Record set ▸
━━━━━━━━━━━━━━━━━━━━

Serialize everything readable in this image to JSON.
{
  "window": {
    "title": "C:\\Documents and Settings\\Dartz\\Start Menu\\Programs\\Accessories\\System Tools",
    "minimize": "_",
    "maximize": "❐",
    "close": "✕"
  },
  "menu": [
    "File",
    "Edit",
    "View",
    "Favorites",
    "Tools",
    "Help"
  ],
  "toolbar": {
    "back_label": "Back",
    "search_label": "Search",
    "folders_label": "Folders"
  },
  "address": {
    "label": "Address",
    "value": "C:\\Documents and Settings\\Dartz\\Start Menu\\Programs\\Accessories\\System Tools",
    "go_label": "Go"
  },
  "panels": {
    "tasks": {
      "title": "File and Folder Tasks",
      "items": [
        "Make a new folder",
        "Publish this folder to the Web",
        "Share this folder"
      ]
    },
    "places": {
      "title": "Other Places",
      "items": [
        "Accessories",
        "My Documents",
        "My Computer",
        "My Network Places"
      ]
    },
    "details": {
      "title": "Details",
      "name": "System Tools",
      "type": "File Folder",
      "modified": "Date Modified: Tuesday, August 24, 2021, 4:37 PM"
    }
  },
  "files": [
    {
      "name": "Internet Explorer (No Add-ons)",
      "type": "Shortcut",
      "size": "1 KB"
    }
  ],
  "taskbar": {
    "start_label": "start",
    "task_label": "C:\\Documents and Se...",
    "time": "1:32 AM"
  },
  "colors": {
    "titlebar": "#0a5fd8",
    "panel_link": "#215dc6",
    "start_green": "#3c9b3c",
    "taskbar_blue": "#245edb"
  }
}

━━━━━━━━━━━━━━━━━━━━

Work to do ▸
Your task is to collect every line above that contains the word "Dartz".

Response below ▸
    "title": "C:\\Documents and Settings\\Dartz\\Start Menu\\Programs\\Accessories\\System Tools",
    "value": "C:\\Documents and Settings\\Dartz\\Start Menu\\Programs\\Accessories\\System Tools",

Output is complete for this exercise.